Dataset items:
┌──
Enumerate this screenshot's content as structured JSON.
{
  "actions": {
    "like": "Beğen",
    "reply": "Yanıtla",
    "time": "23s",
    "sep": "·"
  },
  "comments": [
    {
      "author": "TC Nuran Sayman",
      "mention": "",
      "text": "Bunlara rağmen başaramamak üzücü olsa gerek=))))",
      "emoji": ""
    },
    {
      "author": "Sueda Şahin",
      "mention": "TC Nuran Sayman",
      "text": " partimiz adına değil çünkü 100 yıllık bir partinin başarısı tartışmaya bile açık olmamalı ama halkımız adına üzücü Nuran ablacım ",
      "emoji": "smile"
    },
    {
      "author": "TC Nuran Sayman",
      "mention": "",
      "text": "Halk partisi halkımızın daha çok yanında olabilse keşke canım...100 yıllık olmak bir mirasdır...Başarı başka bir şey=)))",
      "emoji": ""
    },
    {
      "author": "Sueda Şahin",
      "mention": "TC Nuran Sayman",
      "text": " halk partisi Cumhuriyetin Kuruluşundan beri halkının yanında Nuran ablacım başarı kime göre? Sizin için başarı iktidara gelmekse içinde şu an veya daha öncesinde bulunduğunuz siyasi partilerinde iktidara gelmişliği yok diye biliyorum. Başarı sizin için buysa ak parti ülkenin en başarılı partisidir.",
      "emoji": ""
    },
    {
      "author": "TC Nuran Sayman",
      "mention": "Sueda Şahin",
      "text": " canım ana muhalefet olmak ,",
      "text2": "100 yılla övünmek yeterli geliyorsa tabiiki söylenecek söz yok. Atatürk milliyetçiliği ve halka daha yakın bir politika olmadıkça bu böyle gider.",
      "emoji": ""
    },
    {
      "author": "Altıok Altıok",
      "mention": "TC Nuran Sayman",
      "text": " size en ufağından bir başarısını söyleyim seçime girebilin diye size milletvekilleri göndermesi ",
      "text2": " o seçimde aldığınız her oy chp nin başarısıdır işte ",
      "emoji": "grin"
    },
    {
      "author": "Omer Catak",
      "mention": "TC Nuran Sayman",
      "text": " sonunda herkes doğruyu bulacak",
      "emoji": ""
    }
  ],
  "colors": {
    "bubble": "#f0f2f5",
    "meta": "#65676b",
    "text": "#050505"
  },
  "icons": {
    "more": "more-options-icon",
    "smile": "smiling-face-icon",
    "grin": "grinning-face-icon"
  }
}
└──
Retype the material in full, character for character.

Enumerate this screenshot's content as structured JSON.
{
  "actions": {
    "like": "Beğen",
    "reply": "Yanıtla",
    "time": "23s",
    "sep": "·"
  },
  "comments": [
    {
      "author": "TC Nuran Sayman",
      "mention": "",
      "text": "Bunlara rağmen başaramamak üzücü olsa gerek=))))",
      "emoji": ""
    },
    {
      "author": "Sueda Şahin",
      "mention": "TC Nuran Sayman",
      "text": " partimiz adına değil çünkü 100 yıllık bir partinin başarısı tartışmaya bile açık olmamalı ama halkımız adına üzücü Nuran ablacım ",
      "emoji": "smile"
    },
    {
      "author": "TC Nuran Sayman",
      "mention": "",
      "text": "Halk partisi halkımızın daha çok yanında olabilse keşke canım...100 yıllık olmak bir mirasdır...Başarı başka bir şey=)))",
      "emoji": ""
    },
    {
      "author": "Sueda Şahin",
      "mention": "TC Nuran Sayman",
      "text": " halk partisi Cumhuriyetin Kuruluşundan beri halkının yanında Nuran ablacım başarı kime göre? Sizin için başarı iktidara gelmekse içinde şu an veya daha öncesinde bulunduğunuz siyasi partilerinde iktidara gelmişliği yok diye biliyorum. Başarı sizin için buysa ak parti ülkenin en başarılı partisidir.",
      "emoji": ""
    },
    {
      "author": "TC Nuran Sayman",
      "mention": "Sueda Şahin",
      "text": " canım ana muhalefet olmak ,",
      "text2": "100 yılla övünmek yeterli geliyorsa tabiiki söylenecek söz yok. Atatürk milliyetçiliği ve halka daha yakın bir politika olmadıkça bu böyle gider.",
      "emoji": ""
    },
    {
      "author": "Altıok Altıok",
      "mention": "TC Nuran Sayman",
      "text": " size en ufağından bir başarısını söyleyim seçime girebilin diye size milletvekilleri göndermesi ",
      "text2": " o seçimde aldığınız her oy chp nin başarısıdır işte ",
      "emoji": "grin"
    },
    {
      "author": "Omer Catak",
      "mention": "TC Nuran Sayman",
      "text": " sonunda herkes doğruyu bulacak",
      "emoji": ""
    }
  ],
  "colors": {
    "bubble": "#f0f2f5",
    "meta": "#65676b",
    "text": "#050505"
  },
  "icons": {
    "more": "more-options-icon",
    "smile": "smiling-face-icon",
    "grin": "grinning-face-icon"
  }
}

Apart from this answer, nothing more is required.